Segment Start: Provided data
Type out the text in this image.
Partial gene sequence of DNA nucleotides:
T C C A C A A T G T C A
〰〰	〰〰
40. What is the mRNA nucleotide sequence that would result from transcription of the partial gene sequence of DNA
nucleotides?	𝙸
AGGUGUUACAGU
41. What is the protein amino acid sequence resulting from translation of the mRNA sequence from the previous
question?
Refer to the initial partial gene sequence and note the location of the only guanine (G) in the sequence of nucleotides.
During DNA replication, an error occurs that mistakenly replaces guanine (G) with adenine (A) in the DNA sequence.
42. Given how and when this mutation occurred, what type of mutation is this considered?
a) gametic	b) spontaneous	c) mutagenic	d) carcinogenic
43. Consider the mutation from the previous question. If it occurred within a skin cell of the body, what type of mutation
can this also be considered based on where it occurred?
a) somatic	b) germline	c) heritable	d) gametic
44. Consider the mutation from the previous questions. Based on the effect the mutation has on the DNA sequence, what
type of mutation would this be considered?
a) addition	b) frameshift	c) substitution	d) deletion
Segment End: Provided data
> **Work order**: Reproduce each entry exactly, leaving out nothing.

> **Response to the task**:
Type out the text in this image.
Partial gene sequence of DNA nucleotides:
T C C A C A A T G T C A
〰〰	〰〰
40. What is the mRNA nucleotide sequence that would result from transcription of the partial gene sequence of DNA
nucleotides?	𝙸
AGGUGUUACAGU
41. What is the protein amino acid sequence resulting from translation of the mRNA sequence from the previous
question?
Refer to the initial partial gene sequence and note the location of the only guanine (G) in the sequence of nucleotides.
During DNA replication, an error occurs that mistakenly replaces guanine (G) with adenine (A) in the DNA sequence.
42. Given how and when this mutation occurred, what type of mutation is this considered?
a) gametic	b) spontaneous	c) mutagenic	d) carcinogenic
43. Consider the mutation from the previous question. If it occurred within a skin cell of the body, what type of mutation
can this also be considered based on where it occurred?
a) somatic	b) germline	c) heritable	d) gametic
44. Consider the mutation from the previous questions. Based on the effect the mutation has on the DNA sequence, what
type of mutation would this be considered?
a) addition	b) frameshift	c) substitution	d) deletion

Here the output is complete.